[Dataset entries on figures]
+++

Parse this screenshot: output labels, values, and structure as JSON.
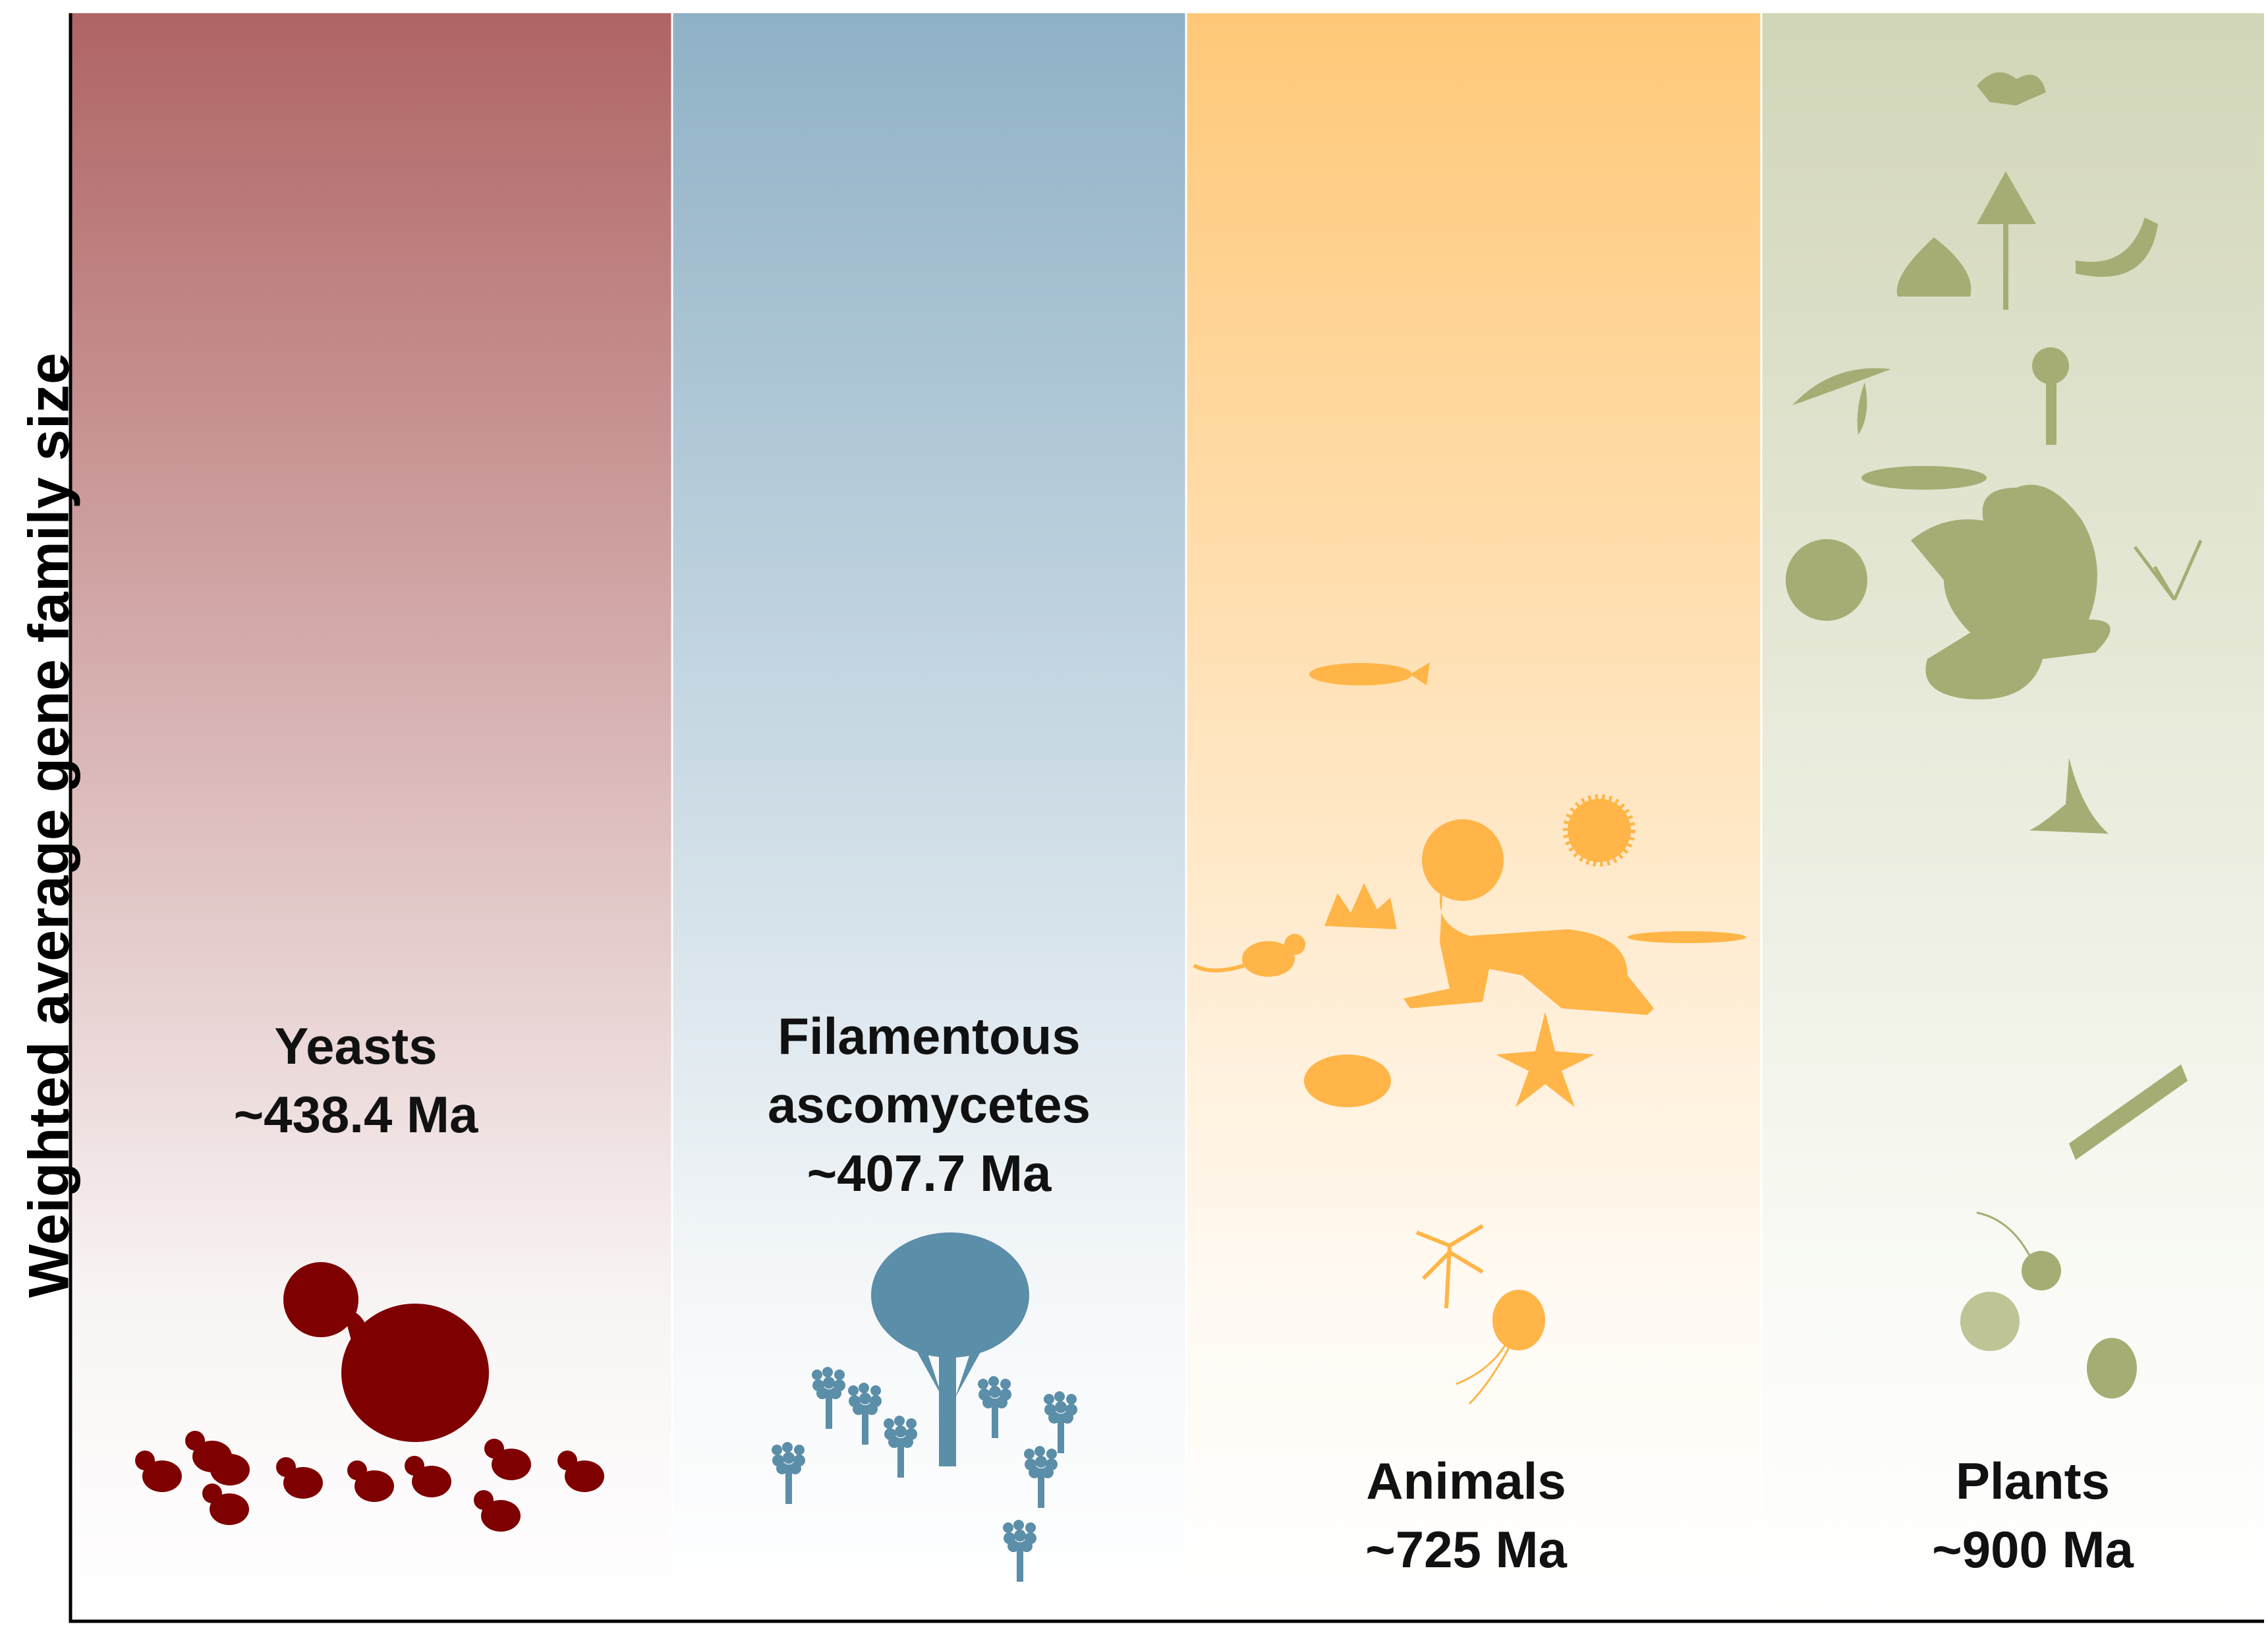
{
  "y_axis_label": "Weighted average gene family size",
  "groups": [
    {
      "name": "Yeasts",
      "age": "~438.4 Ma",
      "color": "#b06464"
    },
    {
      "name_line1": "Filamentous",
      "name_line2": "ascomycetes",
      "age": "~407.7 Ma",
      "color": "#8fb1c6"
    },
    {
      "name": "Animals",
      "age": "~725 Ma",
      "color": "#ffc46a"
    },
    {
      "name": "Plants",
      "age": "~900 Ma",
      "color": "#d2d6b8"
    }
  ],
  "icon_colors": {
    "yeast": "#7f0000",
    "fungus": "#5b8ea8",
    "animal": "#ffb547",
    "plant": "#a5ad74"
  }
}
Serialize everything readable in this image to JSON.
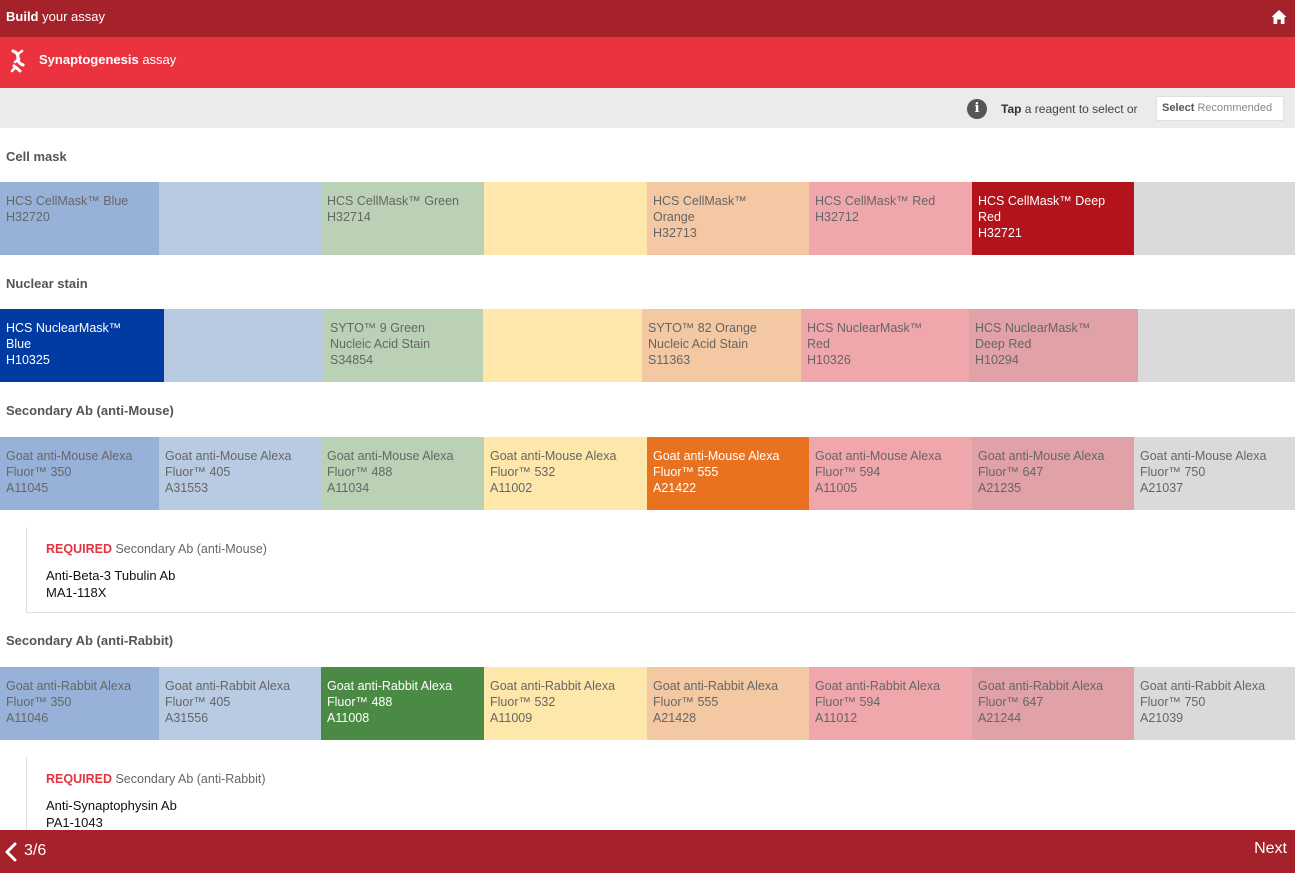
{
  "header": {
    "title_bold": "Build",
    "title_rest": "your assay",
    "home_icon": "home-icon"
  },
  "assay": {
    "icon": "dna-icon",
    "name_bold": "Synaptogenesis",
    "name_rest": "assay"
  },
  "instruction": {
    "icon": "info-icon",
    "info_glyph": "i",
    "tap_bold": "Tap",
    "tap_rest": "a reagent to select or",
    "select_bold": "Select",
    "select_rest": "Recommended"
  },
  "sections": [
    {
      "title": "Cell mask",
      "tiles": [
        {
          "lines": [
            "HCS CellMask™ Blue",
            "H32720"
          ],
          "color": "#97b1d8",
          "selected": false
        },
        {
          "lines": [],
          "color": "#b9cbe2",
          "selected": false
        },
        {
          "lines": [
            "HCS CellMask™ Green",
            "H32714"
          ],
          "color": "#bad1b5",
          "selected": false
        },
        {
          "lines": [],
          "color": "#fde7ab",
          "selected": false
        },
        {
          "lines": [
            "HCS CellMask™",
            "Orange",
            "H32713"
          ],
          "color": "#f3c8a2",
          "selected": false
        },
        {
          "lines": [
            "HCS CellMask™ Red",
            "H32712"
          ],
          "color": "#f0a7ac",
          "selected": false
        },
        {
          "lines": [
            "HCS CellMask™ Deep",
            "Red",
            "H32721"
          ],
          "color": "#b3141c",
          "selected": true
        },
        {
          "lines": [],
          "color": "#dadada",
          "selected": false
        }
      ]
    },
    {
      "title": "Nuclear stain",
      "tiles": [
        {
          "lines": [
            "HCS NuclearMask™",
            "Blue",
            "H10325"
          ],
          "color": "#003ba2",
          "selected": true
        },
        {
          "lines": [],
          "color": "#b9cbe2",
          "selected": false
        },
        {
          "lines": [
            "SYTO™ 9 Green",
            "Nucleic Acid Stain",
            "S34854"
          ],
          "color": "#bad1b5",
          "selected": false
        },
        {
          "lines": [],
          "color": "#fde7ab",
          "selected": false
        },
        {
          "lines": [
            "SYTO™ 82 Orange",
            "Nucleic Acid Stain",
            "S11363"
          ],
          "color": "#f3c8a2",
          "selected": false
        },
        {
          "lines": [
            "HCS NuclearMask™",
            "Red",
            "H10326"
          ],
          "color": "#f0a7ac",
          "selected": false
        },
        {
          "lines": [
            "HCS NuclearMask™",
            "Deep Red",
            "H10294"
          ],
          "color": "#e0a2a6",
          "selected": false
        },
        {
          "lines": [],
          "color": "#dadada",
          "selected": false
        }
      ]
    },
    {
      "title": "Secondary Ab (anti-Mouse)",
      "tiles": [
        {
          "lines": [
            "Goat anti-Mouse Alexa",
            "Fluor™ 350",
            "A11045"
          ],
          "color": "#97b1d8",
          "selected": false
        },
        {
          "lines": [
            "Goat anti-Mouse Alexa",
            "Fluor™ 405",
            "A31553"
          ],
          "color": "#b9cbe2",
          "selected": false
        },
        {
          "lines": [
            "Goat anti-Mouse Alexa",
            "Fluor™ 488",
            "A11034"
          ],
          "color": "#bad1b5",
          "selected": false
        },
        {
          "lines": [
            "Goat anti-Mouse Alexa",
            "Fluor™ 532",
            "A11002"
          ],
          "color": "#fde7ab",
          "selected": false
        },
        {
          "lines": [
            "Goat anti-Mouse Alexa",
            "Fluor™ 555",
            "A21422"
          ],
          "color": "#e97220",
          "selected": true
        },
        {
          "lines": [
            "Goat anti-Mouse Alexa",
            "Fluor™ 594",
            "A11005"
          ],
          "color": "#f0a7ac",
          "selected": false
        },
        {
          "lines": [
            "Goat anti-Mouse Alexa",
            "Fluor™ 647",
            "A21235"
          ],
          "color": "#e0a2a6",
          "selected": false
        },
        {
          "lines": [
            "Goat anti-Mouse Alexa",
            "Fluor™ 750",
            "A21037"
          ],
          "color": "#dadada",
          "selected": false
        }
      ]
    },
    {
      "title": "Secondary Ab (anti-Rabbit)",
      "tiles": [
        {
          "lines": [
            "Goat anti-Rabbit Alexa",
            "Fluor™ 350",
            "A11046"
          ],
          "color": "#97b1d8",
          "selected": false
        },
        {
          "lines": [
            "Goat anti-Rabbit Alexa",
            "Fluor™ 405",
            "A31556"
          ],
          "color": "#b9cbe2",
          "selected": false
        },
        {
          "lines": [
            "Goat anti-Rabbit Alexa",
            "Fluor™ 488",
            "A11008"
          ],
          "color": "#4a8a45",
          "selected": true
        },
        {
          "lines": [
            "Goat anti-Rabbit Alexa",
            "Fluor™ 532",
            "A11009"
          ],
          "color": "#fde7ab",
          "selected": false
        },
        {
          "lines": [
            "Goat anti-Rabbit Alexa",
            "Fluor™ 555",
            "A21428"
          ],
          "color": "#f3c8a2",
          "selected": false
        },
        {
          "lines": [
            "Goat anti-Rabbit Alexa",
            "Fluor™ 594",
            "A11012"
          ],
          "color": "#f0a7ac",
          "selected": false
        },
        {
          "lines": [
            "Goat anti-Rabbit Alexa",
            "Fluor™ 647",
            "A21244"
          ],
          "color": "#e0a2a6",
          "selected": false
        },
        {
          "lines": [
            "Goat anti-Rabbit Alexa",
            "Fluor™ 750",
            "A21039"
          ],
          "color": "#dadada",
          "selected": false
        }
      ]
    }
  ],
  "required": [
    {
      "label": "REQUIRED",
      "target": "Secondary Ab (anti-Mouse)",
      "ab_name": "Anti-Beta-3 Tubulin Ab",
      "ab_cat": "MA1-118X"
    },
    {
      "label": "REQUIRED",
      "target": "Secondary Ab (anti-Rabbit)",
      "ab_name": "Anti-Synaptophysin Ab",
      "ab_cat": "PA1-1043"
    }
  ],
  "footer": {
    "back_icon": "chevron-left-icon",
    "page": "3/6",
    "next": "Next"
  }
}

+++

> _YOUR OBJECTIVE_:
Exactly as written, give every entry again, but not the pictures.

> _FINAL ANSWER_:
Parse this screenshot: output labels, values, and structure as JSON.
{
  "y_axis_label": "Weighted average gene family size",
  "groups": [
    {
      "name": "Yeasts",
      "age": "~438.4 Ma",
      "color": "#b06464"
    },
    {
      "name_line1": "Filamentous",
      "name_line2": "ascomycetes",
      "age": "~407.7 Ma",
      "color": "#8fb1c6"
    },
    {
      "name": "Animals",
      "age": "~725 Ma",
      "color": "#ffc46a"
    },
    {
      "name": "Plants",
      "age": "~900 Ma",
      "color": "#d2d6b8"
    }
  ],
  "icon_colors": {
    "yeast": "#7f0000",
    "fungus": "#5b8ea8",
    "animal": "#ffb547",
    "plant": "#a5ad74"
  }
}
Serialize everything readable in this image to JSON.
{
  "header": {
    "title_bold": "Build",
    "title_rest": "your assay",
    "home_icon": "home-icon"
  },
  "assay": {
    "icon": "dna-icon",
    "name_bold": "Synaptogenesis",
    "name_rest": "assay"
  },
  "instruction": {
    "icon": "info-icon",
    "info_glyph": "i",
    "tap_bold": "Tap",
    "tap_rest": "a reagent to select or",
    "select_bold": "Select",
    "select_rest": "Recommended"
  },
  "sections": [
    {
      "title": "Cell mask",
      "tiles": [
        {
          "lines": [
            "HCS CellMask™ Blue",
            "H32720"
          ],
          "color": "#97b1d8",
          "selected": false
        },
        {
          "lines": [],
          "color": "#b9cbe2",
          "selected": false
        },
        {
          "lines": [
            "HCS CellMask™ Green",
            "H32714"
          ],
          "color": "#bad1b5",
          "selected": false
        },
        {
          "lines": [],
          "color": "#fde7ab",
          "selected": false
        },
        {
          "lines": [
            "HCS CellMask™",
            "Orange",
            "H32713"
          ],
          "color": "#f3c8a2",
          "selected": false
        },
        {
          "lines": [
            "HCS CellMask™ Red",
            "H32712"
          ],
          "color": "#f0a7ac",
          "selected": false
        },
        {
          "lines": [
            "HCS CellMask™ Deep",
            "Red",
            "H32721"
          ],
          "color": "#b3141c",
          "selected": true
        },
        {
          "lines": [],
          "color": "#dadada",
          "selected": false
        }
      ]
    },
    {
      "title": "Nuclear stain",
      "tiles": [
        {
          "lines": [
            "HCS NuclearMask™",
            "Blue",
            "H10325"
          ],
          "color": "#003ba2",
          "selected": true
        },
        {
          "lines": [],
          "color": "#b9cbe2",
          "selected": false
        },
        {
          "lines": [
            "SYTO™ 9 Green",
            "Nucleic Acid Stain",
            "S34854"
          ],
          "color": "#bad1b5",
          "selected": false
        },
        {
          "lines": [],
          "color": "#fde7ab",
          "selected": false
        },
        {
          "lines": [
            "SYTO™ 82 Orange",
            "Nucleic Acid Stain",
            "S11363"
          ],
          "color": "#f3c8a2",
          "selected": false
        },
        {
          "lines": [
            "HCS NuclearMask™",
            "Red",
            "H10326"
          ],
          "color": "#f0a7ac",
          "selected": false
        },
        {
          "lines": [
            "HCS NuclearMask™",
            "Deep Red",
            "H10294"
          ],
          "color": "#e0a2a6",
          "selected": false
        },
        {
          "lines": [],
          "color": "#dadada",
          "selected": false
        }
      ]
    },
    {
      "title": "Secondary Ab (anti-Mouse)",
      "tiles": [
        {
          "lines": [
            "Goat anti-Mouse Alexa",
            "Fluor™ 350",
            "A11045"
          ],
          "color": "#97b1d8",
          "selected": false
        },
        {
          "lines": [
            "Goat anti-Mouse Alexa",
            "Fluor™ 405",
            "A31553"
          ],
          "color": "#b9cbe2",
          "selected": false
        },
        {
          "lines": [
            "Goat anti-Mouse Alexa",
            "Fluor™ 488",
            "A11034"
          ],
          "color": "#bad1b5",
          "selected": false
        },
        {
          "lines": [
            "Goat anti-Mouse Alexa",
            "Fluor™ 532",
            "A11002"
          ],
          "color": "#fde7ab",
          "selected": false
        },
        {
          "lines": [
            "Goat anti-Mouse Alexa",
            "Fluor™ 555",
            "A21422"
          ],
          "color": "#e97220",
          "selected": true
        },
        {
          "lines": [
            "Goat anti-Mouse Alexa",
            "Fluor™ 594",
            "A11005"
          ],
          "color": "#f0a7ac",
          "selected": false
        },
        {
          "lines": [
            "Goat anti-Mouse Alexa",
            "Fluor™ 647",
            "A21235"
          ],
          "color": "#e0a2a6",
          "selected": false
        },
        {
          "lines": [
            "Goat anti-Mouse Alexa",
            "Fluor™ 750",
            "A21037"
          ],
          "color": "#dadada",
          "selected": false
        }
      ]
    },
    {
      "title": "Secondary Ab (anti-Rabbit)",
      "tiles": [
        {
          "lines": [
            "Goat anti-Rabbit Alexa",
            "Fluor™ 350",
            "A11046"
          ],
          "color": "#97b1d8",
          "selected": false
        },
        {
          "lines": [
            "Goat anti-Rabbit Alexa",
            "Fluor™ 405",
            "A31556"
          ],
          "color": "#b9cbe2",
          "selected": false
        },
        {
          "lines": [
            "Goat anti-Rabbit Alexa",
            "Fluor™ 488",
            "A11008"
          ],
          "color": "#4a8a45",
          "selected": true
        },
        {
          "lines": [
            "Goat anti-Rabbit Alexa",
            "Fluor™ 532",
            "A11009"
          ],
          "color": "#fde7ab",
          "selected": false
        },
        {
          "lines": [
            "Goat anti-Rabbit Alexa",
            "Fluor™ 555",
            "A21428"
          ],
          "color": "#f3c8a2",
          "selected": false
        },
        {
          "lines": [
            "Goat anti-Rabbit Alexa",
            "Fluor™ 594",
            "A11012"
          ],
          "color": "#f0a7ac",
          "selected": false
        },
        {
          "lines": [
            "Goat anti-Rabbit Alexa",
            "Fluor™ 647",
            "A21244"
          ],
          "color": "#e0a2a6",
          "selected": false
        },
        {
          "lines": [
            "Goat anti-Rabbit Alexa",
            "Fluor™ 750",
            "A21039"
          ],
          "color": "#dadada",
          "selected": false
        }
      ]
    }
  ],
  "required": [
    {
      "label": "REQUIRED",
      "target": "Secondary Ab (anti-Mouse)",
      "ab_name": "Anti-Beta-3 Tubulin Ab",
      "ab_cat": "MA1-118X"
    },
    {
      "label": "REQUIRED",
      "target": "Secondary Ab (anti-Rabbit)",
      "ab_name": "Anti-Synaptophysin Ab",
      "ab_cat": "PA1-1043"
    }
  ],
  "footer": {
    "back_icon": "chevron-left-icon",
    "page": "3/6",
    "next": "Next"
  }
}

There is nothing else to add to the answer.